══ INPUT RECORDS ══

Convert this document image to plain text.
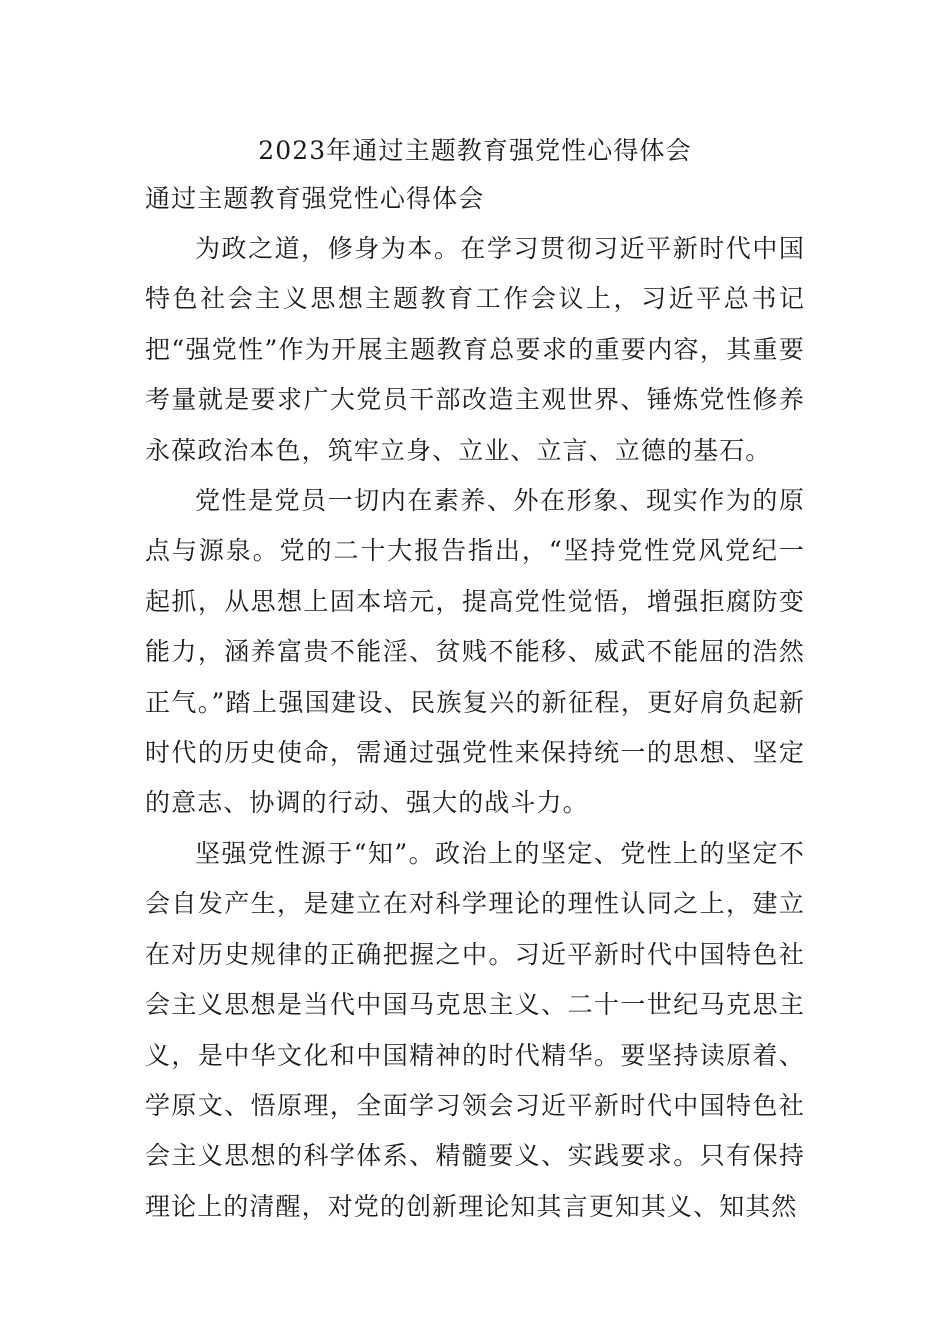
2023年通过主题教育强党性心得体会

通过主题教育强党性心得体会

为政之道，修身为本。在学习贯彻习近平新时代中国特色社会主义思想主题教育工作会议上，习近平总书记把“强党性”作为开展主题教育总要求的重要内容，其重要考量就是要求广大党员干部改造主观世界、锤炼党性修养永葆政治本色，筑牢立身、立业、立言、立德的基石。

党性是党员一切内在素养、外在形象、现实作为的原点与源泉。党的二十大报告指出，“坚持党性党风党纪一起抓，从思想上固本培元，提高党性觉悟，增强拒腐防变能力，涵养富贵不能淫、贫贱不能移、威武不能屈的浩然正气。”踏上强国建设、民族复兴的新征程，更好肩负起新时代的历史使命，需通过强党性来保持统一的思想、坚定的意志、协调的行动、强大的战斗力。

坚强党性源于“知”。政治上的坚定、党性上的坚定不会自发产生，是建立在对科学理论的理性认同之上，建立在对历史规律的正确把握之中。习近平新时代中国特色社会主义思想是当代中国马克思主义、二十一世纪马克思主义，是中华文化和中国精神的时代精华。要坚持读原着、学原文、悟原理，全面学习领会习近平新时代中国特色社会主义思想的科学体系、精髓要义、实践要求。只有保持理论上的清醒，对党的创新理论知其言更知其义、知其然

═══

### [STATED TASK]
Nothing in the entries above should change when they are printed again, except that the pictures are dropped.

### [EXERCISE SOLUTION]
Convert this document image to plain text.
2023年通过主题教育强党性心得体会

通过主题教育强党性心得体会

为政之道，修身为本。在学习贯彻习近平新时代中国特色社会主义思想主题教育工作会议上，习近平总书记把“强党性”作为开展主题教育总要求的重要内容，其重要考量就是要求广大党员干部改造主观世界、锤炼党性修养永葆政治本色，筑牢立身、立业、立言、立德的基石。

党性是党员一切内在素养、外在形象、现实作为的原点与源泉。党的二十大报告指出，“坚持党性党风党纪一起抓，从思想上固本培元，提高党性觉悟，增强拒腐防变能力，涵养富贵不能淫、贫贱不能移、威武不能屈的浩然正气。”踏上强国建设、民族复兴的新征程，更好肩负起新时代的历史使命，需通过强党性来保持统一的思想、坚定的意志、协调的行动、强大的战斗力。

坚强党性源于“知”。政治上的坚定、党性上的坚定不会自发产生，是建立在对科学理论的理性认同之上，建立在对历史规律的正确把握之中。习近平新时代中国特色社会主义思想是当代中国马克思主义、二十一世纪马克思主义，是中华文化和中国精神的时代精华。要坚持读原着、学原文、悟原理，全面学习领会习近平新时代中国特色社会主义思想的科学体系、精髓要义、实践要求。只有保持理论上的清醒，对党的创新理论知其言更知其义、知其然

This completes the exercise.